## What needs to be done
Copy each line of the listing below exactly.

## Provided records
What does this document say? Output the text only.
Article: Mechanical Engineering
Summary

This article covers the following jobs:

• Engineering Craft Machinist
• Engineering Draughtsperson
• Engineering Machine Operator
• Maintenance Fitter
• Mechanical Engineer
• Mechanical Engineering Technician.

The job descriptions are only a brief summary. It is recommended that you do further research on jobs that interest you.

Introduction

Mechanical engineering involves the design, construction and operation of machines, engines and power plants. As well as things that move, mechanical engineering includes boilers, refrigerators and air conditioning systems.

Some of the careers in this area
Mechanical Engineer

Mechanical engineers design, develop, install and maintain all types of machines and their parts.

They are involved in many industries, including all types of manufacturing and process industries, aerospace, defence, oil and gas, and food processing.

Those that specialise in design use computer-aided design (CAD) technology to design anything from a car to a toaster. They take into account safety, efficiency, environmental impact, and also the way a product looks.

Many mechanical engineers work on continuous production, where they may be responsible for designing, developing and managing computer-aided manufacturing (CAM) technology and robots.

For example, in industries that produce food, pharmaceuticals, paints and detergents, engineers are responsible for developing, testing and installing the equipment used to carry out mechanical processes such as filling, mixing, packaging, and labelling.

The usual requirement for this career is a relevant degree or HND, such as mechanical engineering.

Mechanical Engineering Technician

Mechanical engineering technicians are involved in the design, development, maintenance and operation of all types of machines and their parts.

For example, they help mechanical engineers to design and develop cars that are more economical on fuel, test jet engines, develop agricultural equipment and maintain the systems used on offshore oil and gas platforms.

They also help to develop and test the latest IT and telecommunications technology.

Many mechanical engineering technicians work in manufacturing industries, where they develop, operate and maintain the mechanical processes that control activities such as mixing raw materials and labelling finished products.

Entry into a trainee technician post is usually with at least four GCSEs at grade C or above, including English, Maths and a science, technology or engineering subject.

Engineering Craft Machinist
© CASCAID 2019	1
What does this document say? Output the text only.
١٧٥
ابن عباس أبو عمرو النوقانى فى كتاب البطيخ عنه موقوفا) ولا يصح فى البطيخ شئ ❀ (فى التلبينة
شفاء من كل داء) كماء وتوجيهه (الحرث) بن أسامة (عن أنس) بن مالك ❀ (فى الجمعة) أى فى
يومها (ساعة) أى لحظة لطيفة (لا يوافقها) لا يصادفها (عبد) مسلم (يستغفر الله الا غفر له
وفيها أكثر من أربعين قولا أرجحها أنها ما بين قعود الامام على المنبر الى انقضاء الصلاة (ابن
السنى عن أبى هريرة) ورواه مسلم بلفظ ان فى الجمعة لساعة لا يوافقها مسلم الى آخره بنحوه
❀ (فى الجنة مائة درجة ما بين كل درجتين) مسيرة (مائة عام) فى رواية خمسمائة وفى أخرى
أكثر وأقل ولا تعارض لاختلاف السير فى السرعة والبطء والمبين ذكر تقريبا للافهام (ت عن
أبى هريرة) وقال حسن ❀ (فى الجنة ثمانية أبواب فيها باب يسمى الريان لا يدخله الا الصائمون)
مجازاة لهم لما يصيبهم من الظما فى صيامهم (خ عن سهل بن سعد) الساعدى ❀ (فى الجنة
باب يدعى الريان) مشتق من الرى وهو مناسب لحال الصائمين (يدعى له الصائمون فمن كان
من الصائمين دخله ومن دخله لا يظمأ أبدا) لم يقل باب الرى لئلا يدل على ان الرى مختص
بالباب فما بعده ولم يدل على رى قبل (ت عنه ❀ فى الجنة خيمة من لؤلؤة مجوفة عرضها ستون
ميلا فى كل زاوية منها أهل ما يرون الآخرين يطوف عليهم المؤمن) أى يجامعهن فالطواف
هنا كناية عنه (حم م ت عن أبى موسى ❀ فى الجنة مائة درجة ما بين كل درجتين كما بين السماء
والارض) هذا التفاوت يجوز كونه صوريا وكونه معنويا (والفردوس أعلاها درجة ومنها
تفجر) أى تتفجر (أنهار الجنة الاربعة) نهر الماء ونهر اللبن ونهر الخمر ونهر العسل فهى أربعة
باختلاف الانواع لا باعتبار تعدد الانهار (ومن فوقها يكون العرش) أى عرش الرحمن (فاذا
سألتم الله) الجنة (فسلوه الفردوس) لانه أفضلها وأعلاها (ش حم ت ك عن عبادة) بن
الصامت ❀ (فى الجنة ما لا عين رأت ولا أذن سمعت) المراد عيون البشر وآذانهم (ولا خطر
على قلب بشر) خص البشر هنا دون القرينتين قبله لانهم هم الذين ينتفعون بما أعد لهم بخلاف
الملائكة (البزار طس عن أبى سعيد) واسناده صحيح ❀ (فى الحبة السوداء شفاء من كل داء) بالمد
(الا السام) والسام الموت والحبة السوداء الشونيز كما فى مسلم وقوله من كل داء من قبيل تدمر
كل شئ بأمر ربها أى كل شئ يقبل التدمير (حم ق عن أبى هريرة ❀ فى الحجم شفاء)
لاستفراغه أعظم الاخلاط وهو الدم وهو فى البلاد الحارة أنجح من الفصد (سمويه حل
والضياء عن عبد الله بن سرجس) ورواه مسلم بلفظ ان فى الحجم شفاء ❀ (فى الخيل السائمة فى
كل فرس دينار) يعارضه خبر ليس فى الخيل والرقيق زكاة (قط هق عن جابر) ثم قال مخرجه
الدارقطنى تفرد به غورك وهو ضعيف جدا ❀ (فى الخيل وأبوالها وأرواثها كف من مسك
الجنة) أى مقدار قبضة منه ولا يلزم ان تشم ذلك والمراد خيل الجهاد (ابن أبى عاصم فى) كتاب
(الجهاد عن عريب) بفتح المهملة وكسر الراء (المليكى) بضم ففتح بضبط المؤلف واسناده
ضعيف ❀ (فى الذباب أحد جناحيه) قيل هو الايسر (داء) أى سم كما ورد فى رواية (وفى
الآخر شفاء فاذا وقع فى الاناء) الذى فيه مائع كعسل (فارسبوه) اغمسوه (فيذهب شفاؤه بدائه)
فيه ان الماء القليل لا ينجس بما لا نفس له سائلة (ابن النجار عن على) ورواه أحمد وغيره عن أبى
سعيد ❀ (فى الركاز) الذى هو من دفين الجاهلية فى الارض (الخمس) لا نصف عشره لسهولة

## Exercise answer
What does this document say? Output the text only.
Article: Mechanical Engineering
Summary

This article covers the following jobs:

• Engineering Craft Machinist
• Engineering Draughtsperson
• Engineering Machine Operator
• Maintenance Fitter
• Mechanical Engineer
• Mechanical Engineering Technician.

The job descriptions are only a brief summary. It is recommended that you do further research on jobs that interest you.

Introduction

Mechanical engineering involves the design, construction and operation of machines, engines and power plants. As well as things that move, mechanical engineering includes boilers, refrigerators and air conditioning systems.

Some of the careers in this area
Mechanical Engineer

Mechanical engineers design, develop, install and maintain all types of machines and their parts.

They are involved in many industries, including all types of manufacturing and process industries, aerospace, defence, oil and gas, and food processing.

Those that specialise in design use computer-aided design (CAD) technology to design anything from a car to a toaster. They take into account safety, efficiency, environmental impact, and also the way a product looks.

Many mechanical engineers work on continuous production, where they may be responsible for designing, developing and managing computer-aided manufacturing (CAM) technology and robots.

For example, in industries that produce food, pharmaceuticals, paints and detergents, engineers are responsible for developing, testing and installing the equipment used to carry out mechanical processes such as filling, mixing, packaging, and labelling.

The usual requirement for this career is a relevant degree or HND, such as mechanical engineering.

Mechanical Engineering Technician

Mechanical engineering technicians are involved in the design, development, maintenance and operation of all types of machines and their parts.

For example, they help mechanical engineers to design and develop cars that are more economical on fuel, test jet engines, develop agricultural equipment and maintain the systems used on offshore oil and gas platforms.

They also help to develop and test the latest IT and telecommunications technology.

Many mechanical engineering technicians work in manufacturing industries, where they develop, operate and maintain the mechanical processes that control activities such as mixing raw materials and labelling finished products.

Entry into a trainee technician post is usually with at least four GCSEs at grade C or above, including English, Maths and a science, technology or engineering subject.

Engineering Craft Machinist
© CASCAID 2019	1
What does this document say? Output the text only.
١٧٥
ابن عباس أبو عمرو النوقانى فى كتاب البطيخ عنه موقوفا) ولا يصح فى البطيخ شئ ❀ (فى التلبينة
شفاء من كل داء) كماء وتوجيهه (الحرث) بن أسامة (عن أنس) بن مالك ❀ (فى الجمعة) أى فى
يومها (ساعة) أى لحظة لطيفة (لا يوافقها) لا يصادفها (عبد) مسلم (يستغفر الله الا غفر له
وفيها أكثر من أربعين قولا أرجحها أنها ما بين قعود الامام على المنبر الى انقضاء الصلاة (ابن
السنى عن أبى هريرة) ورواه مسلم بلفظ ان فى الجمعة لساعة لا يوافقها مسلم الى آخره بنحوه
❀ (فى الجنة مائة درجة ما بين كل درجتين) مسيرة (مائة عام) فى رواية خمسمائة وفى أخرى
أكثر وأقل ولا تعارض لاختلاف السير فى السرعة والبطء والمبين ذكر تقريبا للافهام (ت عن
أبى هريرة) وقال حسن ❀ (فى الجنة ثمانية أبواب فيها باب يسمى الريان لا يدخله الا الصائمون)
مجازاة لهم لما يصيبهم من الظما فى صيامهم (خ عن سهل بن سعد) الساعدى ❀ (فى الجنة
باب يدعى الريان) مشتق من الرى وهو مناسب لحال الصائمين (يدعى له الصائمون فمن كان
من الصائمين دخله ومن دخله لا يظمأ أبدا) لم يقل باب الرى لئلا يدل على ان الرى مختص
بالباب فما بعده ولم يدل على رى قبل (ت عنه ❀ فى الجنة خيمة من لؤلؤة مجوفة عرضها ستون
ميلا فى كل زاوية منها أهل ما يرون الآخرين يطوف عليهم المؤمن) أى يجامعهن فالطواف
هنا كناية عنه (حم م ت عن أبى موسى ❀ فى الجنة مائة درجة ما بين كل درجتين كما بين السماء
والارض) هذا التفاوت يجوز كونه صوريا وكونه معنويا (والفردوس أعلاها درجة ومنها
تفجر) أى تتفجر (أنهار الجنة الاربعة) نهر الماء ونهر اللبن ونهر الخمر ونهر العسل فهى أربعة
باختلاف الانواع لا باعتبار تعدد الانهار (ومن فوقها يكون العرش) أى عرش الرحمن (فاذا
سألتم الله) الجنة (فسلوه الفردوس) لانه أفضلها وأعلاها (ش حم ت ك عن عبادة) بن
الصامت ❀ (فى الجنة ما لا عين رأت ولا أذن سمعت) المراد عيون البشر وآذانهم (ولا خطر
على قلب بشر) خص البشر هنا دون القرينتين قبله لانهم هم الذين ينتفعون بما أعد لهم بخلاف
الملائكة (البزار طس عن أبى سعيد) واسناده صحيح ❀ (فى الحبة السوداء شفاء من كل داء) بالمد
(الا السام) والسام الموت والحبة السوداء الشونيز كما فى مسلم وقوله من كل داء من قبيل تدمر
كل شئ بأمر ربها أى كل شئ يقبل التدمير (حم ق عن أبى هريرة ❀ فى الحجم شفاء)
لاستفراغه أعظم الاخلاط وهو الدم وهو فى البلاد الحارة أنجح من الفصد (سمويه حل
والضياء عن عبد الله بن سرجس) ورواه مسلم بلفظ ان فى الحجم شفاء ❀ (فى الخيل السائمة فى
كل فرس دينار) يعارضه خبر ليس فى الخيل والرقيق زكاة (قط هق عن جابر) ثم قال مخرجه
الدارقطنى تفرد به غورك وهو ضعيف جدا ❀ (فى الخيل وأبوالها وأرواثها كف من مسك
الجنة) أى مقدار قبضة منه ولا يلزم ان تشم ذلك والمراد خيل الجهاد (ابن أبى عاصم فى) كتاب
(الجهاد عن عريب) بفتح المهملة وكسر الراء (المليكى) بضم ففتح بضبط المؤلف واسناده
ضعيف ❀ (فى الذباب أحد جناحيه) قيل هو الايسر (داء) أى سم كما ورد فى رواية (وفى
الآخر شفاء فاذا وقع فى الاناء) الذى فيه مائع كعسل (فارسبوه) اغمسوه (فيذهب شفاؤه بدائه)
فيه ان الماء القليل لا ينجس بما لا نفس له سائلة (ابن النجار عن على) ورواه أحمد وغيره عن أبى
سعيد ❀ (فى الركاز) الذى هو من دفين الجاهلية فى الارض (الخمس) لا نصف عشره لسهولة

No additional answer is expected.